(Exercise description): Transcribe the material below exactly as it appears.

───── Entries shown

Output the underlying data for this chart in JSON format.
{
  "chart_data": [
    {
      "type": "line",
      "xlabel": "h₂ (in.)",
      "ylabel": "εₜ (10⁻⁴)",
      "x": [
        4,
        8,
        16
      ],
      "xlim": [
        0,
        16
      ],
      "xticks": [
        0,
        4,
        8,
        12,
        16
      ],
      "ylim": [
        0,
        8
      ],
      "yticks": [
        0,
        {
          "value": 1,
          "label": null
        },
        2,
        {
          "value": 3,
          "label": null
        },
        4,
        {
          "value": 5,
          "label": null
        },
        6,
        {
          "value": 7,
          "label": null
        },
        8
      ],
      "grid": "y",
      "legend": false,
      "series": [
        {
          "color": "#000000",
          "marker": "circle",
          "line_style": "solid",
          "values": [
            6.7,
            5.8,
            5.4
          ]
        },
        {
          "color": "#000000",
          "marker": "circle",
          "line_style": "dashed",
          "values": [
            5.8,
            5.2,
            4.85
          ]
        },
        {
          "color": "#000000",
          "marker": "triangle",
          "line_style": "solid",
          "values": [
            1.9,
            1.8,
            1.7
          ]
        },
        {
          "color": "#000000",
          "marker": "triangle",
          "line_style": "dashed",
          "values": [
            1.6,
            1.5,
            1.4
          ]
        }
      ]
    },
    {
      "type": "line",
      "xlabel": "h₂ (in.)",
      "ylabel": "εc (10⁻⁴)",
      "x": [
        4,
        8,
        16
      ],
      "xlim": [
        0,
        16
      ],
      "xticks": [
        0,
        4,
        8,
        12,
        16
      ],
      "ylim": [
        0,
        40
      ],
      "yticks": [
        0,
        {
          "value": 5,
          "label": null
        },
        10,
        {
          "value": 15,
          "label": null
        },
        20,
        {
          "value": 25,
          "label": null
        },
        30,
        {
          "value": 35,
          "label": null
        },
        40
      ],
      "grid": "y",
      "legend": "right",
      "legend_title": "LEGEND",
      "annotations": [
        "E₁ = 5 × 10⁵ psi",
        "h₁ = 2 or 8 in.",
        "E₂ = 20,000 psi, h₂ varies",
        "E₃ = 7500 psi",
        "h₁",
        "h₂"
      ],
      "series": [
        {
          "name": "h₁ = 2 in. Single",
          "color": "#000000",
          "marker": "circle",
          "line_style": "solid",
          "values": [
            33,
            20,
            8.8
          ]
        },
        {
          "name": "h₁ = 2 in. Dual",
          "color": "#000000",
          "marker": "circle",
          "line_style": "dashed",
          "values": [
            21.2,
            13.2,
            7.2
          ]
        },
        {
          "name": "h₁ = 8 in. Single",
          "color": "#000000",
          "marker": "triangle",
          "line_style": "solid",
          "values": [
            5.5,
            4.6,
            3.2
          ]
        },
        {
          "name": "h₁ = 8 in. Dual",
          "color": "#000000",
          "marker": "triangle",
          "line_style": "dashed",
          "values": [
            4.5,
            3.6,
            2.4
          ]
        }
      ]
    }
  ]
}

──────────

(Final result):
Output the underlying data for this chart in JSON format.
{
  "chart_data": [
    {
      "type": "line",
      "xlabel": "h₂ (in.)",
      "ylabel": "εₜ (10⁻⁴)",
      "x": [
        4,
        8,
        16
      ],
      "xlim": [
        0,
        16
      ],
      "xticks": [
        0,
        4,
        8,
        12,
        16
      ],
      "ylim": [
        0,
        8
      ],
      "yticks": [
        0,
        {
          "value": 1,
          "label": null
        },
        2,
        {
          "value": 3,
          "label": null
        },
        4,
        {
          "value": 5,
          "label": null
        },
        6,
        {
          "value": 7,
          "label": null
        },
        8
      ],
      "grid": "y",
      "legend": false,
      "series": [
        {
          "color": "#000000",
          "marker": "circle",
          "line_style": "solid",
          "values": [
            6.7,
            5.8,
            5.4
          ]
        },
        {
          "color": "#000000",
          "marker": "circle",
          "line_style": "dashed",
          "values": [
            5.8,
            5.2,
            4.85
          ]
        },
        {
          "color": "#000000",
          "marker": "triangle",
          "line_style": "solid",
          "values": [
            1.9,
            1.8,
            1.7
          ]
        },
        {
          "color": "#000000",
          "marker": "triangle",
          "line_style": "dashed",
          "values": [
            1.6,
            1.5,
            1.4
          ]
        }
      ]
    },
    {
      "type": "line",
      "xlabel": "h₂ (in.)",
      "ylabel": "εc (10⁻⁴)",
      "x": [
        4,
        8,
        16
      ],
      "xlim": [
        0,
        16
      ],
      "xticks": [
        0,
        4,
        8,
        12,
        16
      ],
      "ylim": [
        0,
        40
      ],
      "yticks": [
        0,
        {
          "value": 5,
          "label": null
        },
        10,
        {
          "value": 15,
          "label": null
        },
        20,
        {
          "value": 25,
          "label": null
        },
        30,
        {
          "value": 35,
          "label": null
        },
        40
      ],
      "grid": "y",
      "legend": "right",
      "legend_title": "LEGEND",
      "annotations": [
        "E₁ = 5 × 10⁵ psi",
        "h₁ = 2 or 8 in.",
        "E₂ = 20,000 psi, h₂ varies",
        "E₃ = 7500 psi",
        "h₁",
        "h₂"
      ],
      "series": [
        {
          "name": "h₁ = 2 in. Single",
          "color": "#000000",
          "marker": "circle",
          "line_style": "solid",
          "values": [
            33,
            20,
            8.8
          ]
        },
        {
          "name": "h₁ = 2 in. Dual",
          "color": "#000000",
          "marker": "circle",
          "line_style": "dashed",
          "values": [
            21.2,
            13.2,
            7.2
          ]
        },
        {
          "name": "h₁ = 8 in. Single",
          "color": "#000000",
          "marker": "triangle",
          "line_style": "solid",
          "values": [
            5.5,
            4.6,
            3.2
          ]
        },
        {
          "name": "h₁ = 8 in. Dual",
          "color": "#000000",
          "marker": "triangle",
          "line_style": "dashed",
          "values": [
            4.5,
            3.6,
            2.4
          ]
        }
      ]
    }
  ]
}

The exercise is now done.